Stated problem: Every line below that includes "values" counts toward the total. Report that total alone.

[Stored data entries]
********************

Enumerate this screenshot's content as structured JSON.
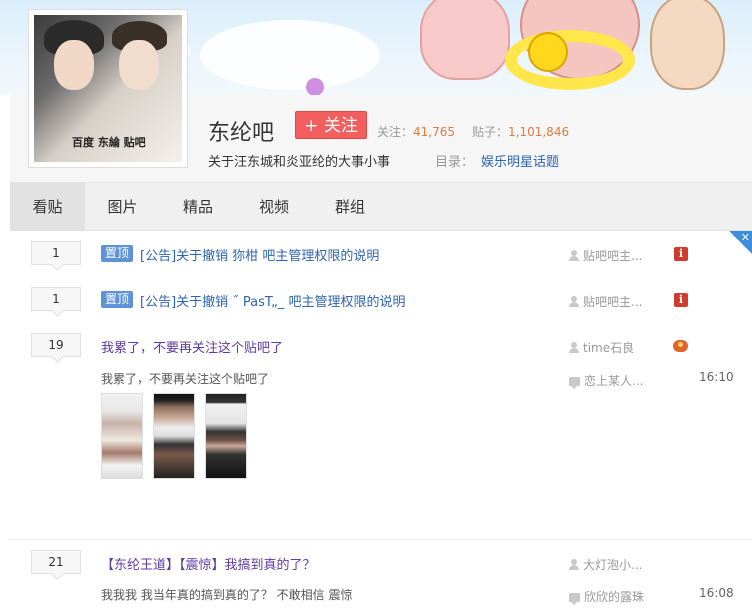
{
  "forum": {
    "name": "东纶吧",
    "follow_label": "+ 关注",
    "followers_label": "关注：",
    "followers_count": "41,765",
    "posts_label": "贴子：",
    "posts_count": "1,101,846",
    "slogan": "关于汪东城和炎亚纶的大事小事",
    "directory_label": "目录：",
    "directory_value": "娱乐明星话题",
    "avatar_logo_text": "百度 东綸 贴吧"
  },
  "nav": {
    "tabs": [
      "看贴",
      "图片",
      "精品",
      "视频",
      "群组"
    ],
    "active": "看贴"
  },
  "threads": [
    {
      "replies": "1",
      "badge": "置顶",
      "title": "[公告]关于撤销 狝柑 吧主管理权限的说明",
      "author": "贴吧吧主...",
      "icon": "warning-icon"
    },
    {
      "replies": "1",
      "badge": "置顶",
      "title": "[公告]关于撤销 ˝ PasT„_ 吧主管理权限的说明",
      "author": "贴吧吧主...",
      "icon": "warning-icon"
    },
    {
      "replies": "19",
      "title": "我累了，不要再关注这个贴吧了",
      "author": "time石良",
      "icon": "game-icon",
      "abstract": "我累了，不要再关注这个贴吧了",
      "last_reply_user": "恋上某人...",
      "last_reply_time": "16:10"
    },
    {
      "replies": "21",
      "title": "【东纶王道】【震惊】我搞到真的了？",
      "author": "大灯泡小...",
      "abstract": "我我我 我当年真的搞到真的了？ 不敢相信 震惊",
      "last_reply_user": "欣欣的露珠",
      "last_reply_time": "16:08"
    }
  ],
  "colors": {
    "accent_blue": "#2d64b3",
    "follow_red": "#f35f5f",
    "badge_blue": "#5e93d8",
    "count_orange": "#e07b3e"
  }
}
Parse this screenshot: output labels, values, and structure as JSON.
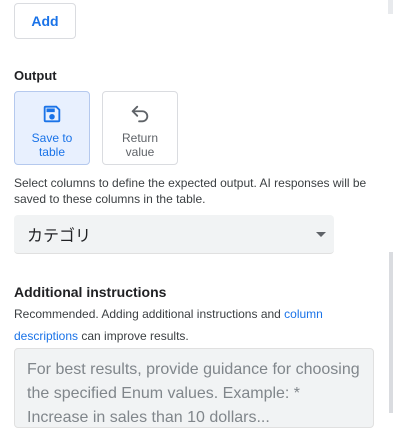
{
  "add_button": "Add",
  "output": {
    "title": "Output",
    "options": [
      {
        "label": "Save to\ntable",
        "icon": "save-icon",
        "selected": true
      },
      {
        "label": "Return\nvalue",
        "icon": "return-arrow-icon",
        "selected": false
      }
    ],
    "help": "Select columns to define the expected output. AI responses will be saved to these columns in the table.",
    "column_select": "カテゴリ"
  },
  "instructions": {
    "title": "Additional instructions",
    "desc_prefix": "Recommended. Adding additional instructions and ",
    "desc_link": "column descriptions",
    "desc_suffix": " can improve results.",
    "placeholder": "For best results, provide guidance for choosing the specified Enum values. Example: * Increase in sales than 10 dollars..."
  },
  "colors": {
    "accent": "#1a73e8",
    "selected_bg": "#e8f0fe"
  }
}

********************

Output below: 2